### TASK MATERIAL ###
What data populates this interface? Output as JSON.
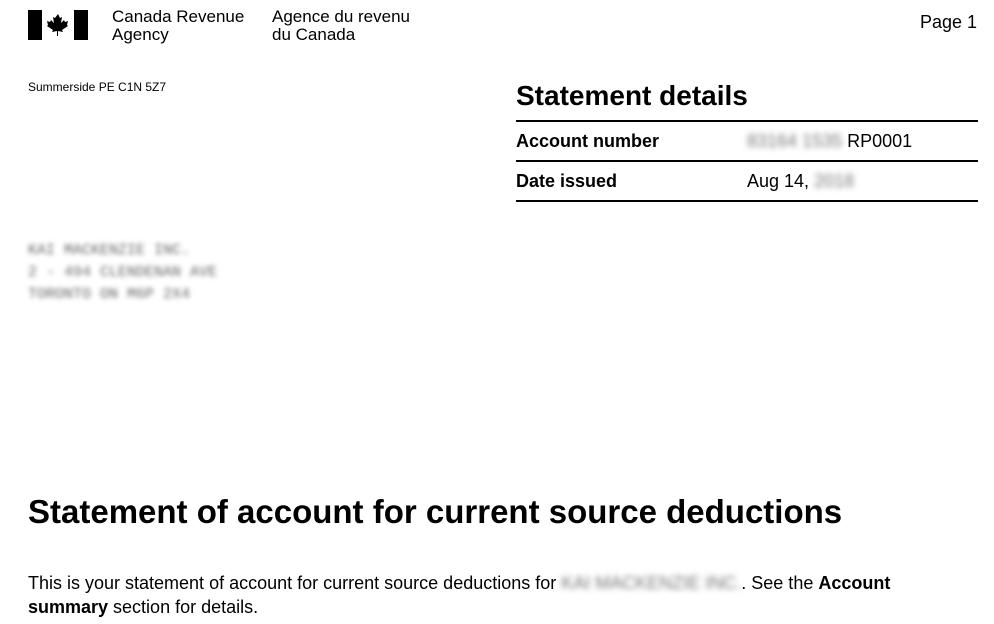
{
  "header": {
    "agency_en_1": "Canada Revenue",
    "agency_en_2": "Agency",
    "agency_fr_1": "Agence du revenu",
    "agency_fr_2": "du Canada",
    "page": "Page 1",
    "logo": "canada-flag-wordmark"
  },
  "sender_address": "Summerside PE  C1N 5Z7",
  "statement_details": {
    "title": "Statement details",
    "rows": [
      {
        "label": "Account number",
        "value_redacted": "83164 1535",
        "value": "RP0001"
      },
      {
        "label": "Date issued",
        "value": "Aug 14,",
        "value_redacted": "2018"
      }
    ]
  },
  "recipient_address": [
    "KAI MACKENZIE INC.",
    "2 - 494 CLENDENAN AVE",
    "TORONTO ON  M6P 2X4"
  ],
  "main": {
    "title": "Statement of account for current source deductions",
    "intro_1": "This is your statement of account for current source deductions for ",
    "intro_name": "KAI MACKENZIE INC.",
    "intro_2": ". See the ",
    "intro_bold_1": "Account",
    "intro_bold_2": "summary",
    "intro_3": " section for details."
  }
}
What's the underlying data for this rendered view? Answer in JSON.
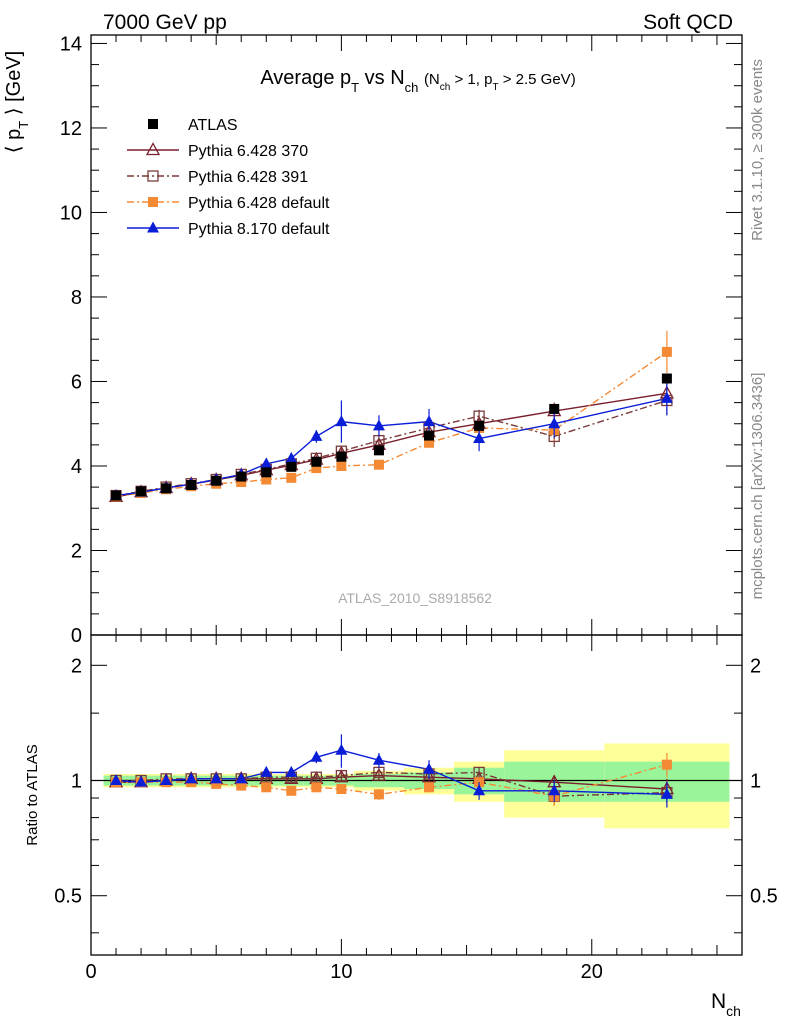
{
  "header": {
    "left": "7000 GeV pp",
    "right": "Soft QCD"
  },
  "side_labels": {
    "rivet": "Rivet 3.1.10, ≥ 300k events",
    "mcplots": "mcplots.cern.ch [arXiv:1306.3436]"
  },
  "watermark": "ATLAS_2010_S8918562",
  "chart_data": [
    {
      "type": "scatter",
      "title": "Average p_T vs N_ch (N_ch > 1, p_T > 2.5 GeV)",
      "xlabel": "N_ch",
      "ylabel": "⟨ p_T ⟩ [GeV]",
      "xlim": [
        0,
        26
      ],
      "ylim": [
        0,
        14.2
      ],
      "xticks": [
        0,
        10,
        20
      ],
      "yticks": [
        0,
        2,
        4,
        6,
        8,
        10,
        12,
        14
      ],
      "legend_position": "top-left",
      "series": [
        {
          "name": "ATLAS",
          "color": "#000000",
          "marker": "square-filled",
          "line": "none",
          "x": [
            1,
            2,
            3,
            4,
            5,
            6,
            7,
            8,
            9,
            10,
            11.5,
            13.5,
            15.5,
            18.5,
            23
          ],
          "y": [
            3.3,
            3.4,
            3.47,
            3.55,
            3.65,
            3.75,
            3.85,
            3.98,
            4.1,
            4.22,
            4.37,
            4.72,
            4.95,
            5.35,
            6.07
          ]
        },
        {
          "name": "Pythia 6.428 370",
          "color": "#7a1e2b",
          "marker": "triangle-open",
          "line": "solid",
          "x": [
            1,
            2,
            3,
            4,
            5,
            6,
            7,
            8,
            9,
            10,
            11.5,
            13.5,
            15.5,
            18.5,
            23
          ],
          "y": [
            3.27,
            3.38,
            3.48,
            3.57,
            3.67,
            3.78,
            3.9,
            4.02,
            4.15,
            4.3,
            4.5,
            4.8,
            5.0,
            5.3,
            5.72
          ],
          "err": [
            0.05,
            0.05,
            0.05,
            0.05,
            0.05,
            0.05,
            0.06,
            0.07,
            0.07,
            0.08,
            0.1,
            0.12,
            0.15,
            0.2,
            0.3
          ]
        },
        {
          "name": "Pythia 6.428 391",
          "color": "#7a3a3a",
          "marker": "square-open",
          "line": "dashdot",
          "x": [
            1,
            2,
            3,
            4,
            5,
            6,
            7,
            8,
            9,
            10,
            11.5,
            13.5,
            15.5,
            18.5,
            23
          ],
          "y": [
            3.3,
            3.4,
            3.5,
            3.58,
            3.68,
            3.8,
            3.92,
            4.05,
            4.18,
            4.35,
            4.6,
            4.9,
            5.18,
            4.7,
            5.55
          ],
          "err": [
            0.05,
            0.05,
            0.05,
            0.05,
            0.05,
            0.05,
            0.06,
            0.07,
            0.07,
            0.08,
            0.1,
            0.12,
            0.15,
            0.25,
            0.35
          ]
        },
        {
          "name": "Pythia 6.428 default",
          "color": "#f58a35",
          "marker": "square-filled",
          "line": "dashdot",
          "x": [
            1,
            2,
            3,
            4,
            5,
            6,
            7,
            8,
            9,
            10,
            11.5,
            13.5,
            15.5,
            18.5,
            23
          ],
          "y": [
            3.28,
            3.36,
            3.45,
            3.52,
            3.58,
            3.62,
            3.68,
            3.72,
            3.95,
            4.0,
            4.03,
            4.55,
            4.9,
            4.85,
            6.7
          ],
          "err": [
            0.05,
            0.05,
            0.05,
            0.05,
            0.05,
            0.05,
            0.06,
            0.07,
            0.07,
            0.08,
            0.1,
            0.12,
            0.15,
            0.25,
            0.5
          ]
        },
        {
          "name": "Pythia 8.170 default",
          "color": "#0a1ed8",
          "marker": "triangle-filled",
          "line": "solid",
          "x": [
            1,
            2,
            3,
            4,
            5,
            6,
            7,
            8,
            9,
            10,
            11.5,
            13.5,
            15.5,
            18.5,
            23
          ],
          "y": [
            3.3,
            3.38,
            3.48,
            3.57,
            3.68,
            3.8,
            4.05,
            4.18,
            4.7,
            5.05,
            4.95,
            5.05,
            4.65,
            5.0,
            5.6
          ],
          "err": [
            0.05,
            0.05,
            0.05,
            0.05,
            0.05,
            0.05,
            0.06,
            0.08,
            0.15,
            0.5,
            0.25,
            0.3,
            0.3,
            0.35,
            0.4
          ]
        }
      ]
    },
    {
      "type": "scatter",
      "xlabel": "N_ch",
      "ylabel": "Ratio to ATLAS",
      "ylim": [
        0.35,
        2.4
      ],
      "y_scale": "log",
      "yticks": [
        0.5,
        1,
        2
      ],
      "reference_line": 1,
      "uncertainty_bands": {
        "x_edges": [
          0.5,
          1.5,
          2.5,
          3.5,
          4.5,
          5.5,
          6.5,
          7.5,
          8.5,
          9.5,
          10.5,
          12.5,
          14.5,
          16.5,
          20.5,
          25.5
        ],
        "inner": [
          0.03,
          0.03,
          0.03,
          0.03,
          0.03,
          0.03,
          0.03,
          0.03,
          0.03,
          0.03,
          0.04,
          0.05,
          0.08,
          0.12,
          0.12
        ],
        "outer": [
          0.04,
          0.04,
          0.04,
          0.04,
          0.04,
          0.04,
          0.04,
          0.04,
          0.04,
          0.04,
          0.06,
          0.08,
          0.12,
          0.2,
          0.25
        ],
        "inner_color": "#9af59a",
        "outer_color": "#ffff99"
      },
      "series": [
        {
          "name": "Pythia 6.428 370",
          "y": [
            0.99,
            0.99,
            1.0,
            1.01,
            1.01,
            1.01,
            1.01,
            1.01,
            1.01,
            1.02,
            1.03,
            1.02,
            1.01,
            0.99,
            0.95
          ],
          "err": [
            0.02,
            0.02,
            0.02,
            0.02,
            0.02,
            0.02,
            0.02,
            0.02,
            0.02,
            0.02,
            0.03,
            0.03,
            0.03,
            0.04,
            0.06
          ]
        },
        {
          "name": "Pythia 6.428 391",
          "y": [
            1.0,
            1.0,
            1.01,
            1.01,
            1.01,
            1.01,
            1.02,
            1.02,
            1.02,
            1.03,
            1.05,
            1.04,
            1.05,
            0.91,
            0.93
          ],
          "err": [
            0.02,
            0.02,
            0.02,
            0.02,
            0.02,
            0.02,
            0.02,
            0.02,
            0.02,
            0.02,
            0.03,
            0.03,
            0.03,
            0.05,
            0.06
          ]
        },
        {
          "name": "Pythia 6.428 default",
          "y": [
            0.99,
            0.99,
            0.99,
            0.99,
            0.98,
            0.97,
            0.96,
            0.94,
            0.96,
            0.95,
            0.92,
            0.96,
            0.99,
            0.91,
            1.1
          ],
          "err": [
            0.02,
            0.02,
            0.02,
            0.02,
            0.02,
            0.02,
            0.02,
            0.02,
            0.02,
            0.02,
            0.03,
            0.03,
            0.03,
            0.05,
            0.08
          ]
        },
        {
          "name": "Pythia 8.170 default",
          "y": [
            1.0,
            0.99,
            1.0,
            1.01,
            1.01,
            1.01,
            1.05,
            1.05,
            1.15,
            1.2,
            1.13,
            1.07,
            0.94,
            0.94,
            0.92
          ],
          "err": [
            0.02,
            0.02,
            0.02,
            0.02,
            0.02,
            0.02,
            0.02,
            0.02,
            0.04,
            0.12,
            0.05,
            0.06,
            0.05,
            0.06,
            0.07
          ]
        }
      ]
    }
  ]
}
###
- _WRITTEN REQUEST_: Show the lines that mention the word "triangle".

- _EXPECTED OUTPUT_:
          "marker": "triangle-open",
          "marker": "triangle-filled",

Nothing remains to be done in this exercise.